> **THE PROBLEM**
Reproduce every line in the listing that contains the word "JSON".

════════════════

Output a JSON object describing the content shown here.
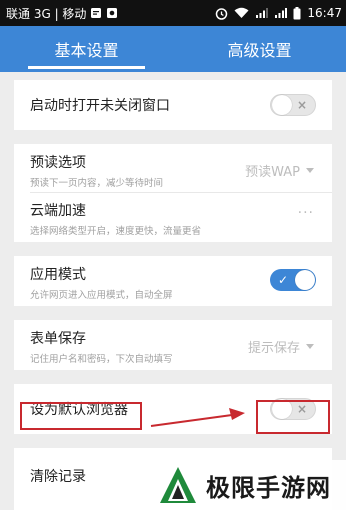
{
  "status_bar": {
    "carrier_text": "联通 3G | 移动",
    "time": "16:47",
    "icons": [
      "sms-icon",
      "image-icon",
      "alarm-icon",
      "wifi-icon",
      "signal-icon",
      "signal-icon",
      "battery-icon"
    ]
  },
  "tabs": [
    {
      "label": "基本设置",
      "active": true
    },
    {
      "label": "高级设置",
      "active": false
    }
  ],
  "settings": {
    "restore_windows": {
      "title": "启动时打开未关闭窗口",
      "enabled": false
    },
    "preread": {
      "title": "预读选项",
      "desc": "预读下一页内容，减少等待时间",
      "value": "预读WAP"
    },
    "cloud": {
      "title": "云端加速",
      "desc": "选择网络类型开启，速度更快，流量更省",
      "value": "···"
    },
    "app_mode": {
      "title": "应用模式",
      "desc": "允许网页进入应用模式，自动全屏",
      "enabled": true
    },
    "form_save": {
      "title": "表单保存",
      "desc": "记住用户名和密码，下次自动填写",
      "value": "提示保存"
    },
    "default_browser": {
      "title": "设为默认浏览器",
      "enabled": false
    },
    "clear": {
      "title": "清除记录"
    }
  },
  "toggle_marks": {
    "on": "✓",
    "off": "×"
  },
  "annotation": {
    "color": "#c8292f"
  },
  "watermark": {
    "text": "极限手游网"
  },
  "colors": {
    "accent": "#3d86d6",
    "background": "#ededed",
    "annotation_red": "#c8292f"
  }
}
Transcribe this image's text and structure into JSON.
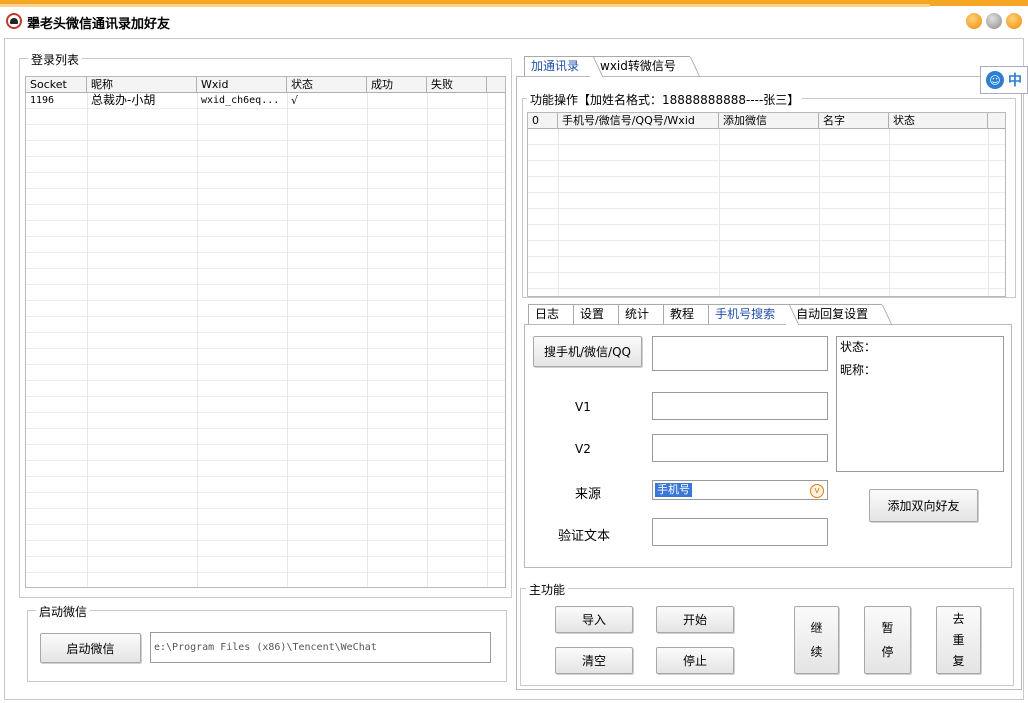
{
  "window": {
    "title": "犟老头微信通讯录加好友"
  },
  "login_list": {
    "title": "登录列表",
    "columns": [
      "Socket",
      "昵称",
      "Wxid",
      "状态",
      "成功",
      "失败"
    ],
    "rows": [
      {
        "socket": "1196",
        "nickname": "总裁办-小胡",
        "wxid": "wxid_ch6eq...",
        "status": "√",
        "success": "",
        "fail": ""
      }
    ]
  },
  "launch": {
    "title": "启动微信",
    "button_label": "启动微信",
    "path_value": "e:\\Program Files (x86)\\Tencent\\WeChat"
  },
  "top_tabs": [
    {
      "label": "加通讯录",
      "active": true
    },
    {
      "label": "wxid转微信号",
      "active": false
    }
  ],
  "function_ops": {
    "title": "功能操作【加姓名格式：18888888888----张三】",
    "columns": [
      "0",
      "手机号/微信号/QQ号/Wxid",
      "添加微信",
      "名字",
      "状态"
    ]
  },
  "bottom_tabs": [
    {
      "label": "日志",
      "active": false
    },
    {
      "label": "设置",
      "active": false
    },
    {
      "label": "统计",
      "active": false
    },
    {
      "label": "教程",
      "active": false
    },
    {
      "label": "手机号搜索",
      "active": true
    },
    {
      "label": "自动回复设置",
      "active": false
    }
  ],
  "search_panel": {
    "search_button": "搜手机/微信/QQ",
    "v1_label": "V1",
    "v2_label": "V2",
    "source_label": "来源",
    "source_selected": "手机号",
    "verify_label": "验证文本",
    "status_label": "状态：",
    "nickname_label": "昵称：",
    "add_friend_button": "添加双向好友"
  },
  "main_functions": {
    "title": "主功能",
    "import": "导入",
    "start": "开始",
    "clear": "清空",
    "stop": "停止",
    "resume": [
      "继",
      "续"
    ],
    "pause": [
      "暂",
      "停"
    ],
    "dedupe": [
      "去",
      "重",
      "复"
    ]
  },
  "ime": {
    "label": "中"
  }
}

════════════════

> **FINAL RESULT**
Output a JSON object describing the content shown here.
Transcribe this image's text and structure into JSON.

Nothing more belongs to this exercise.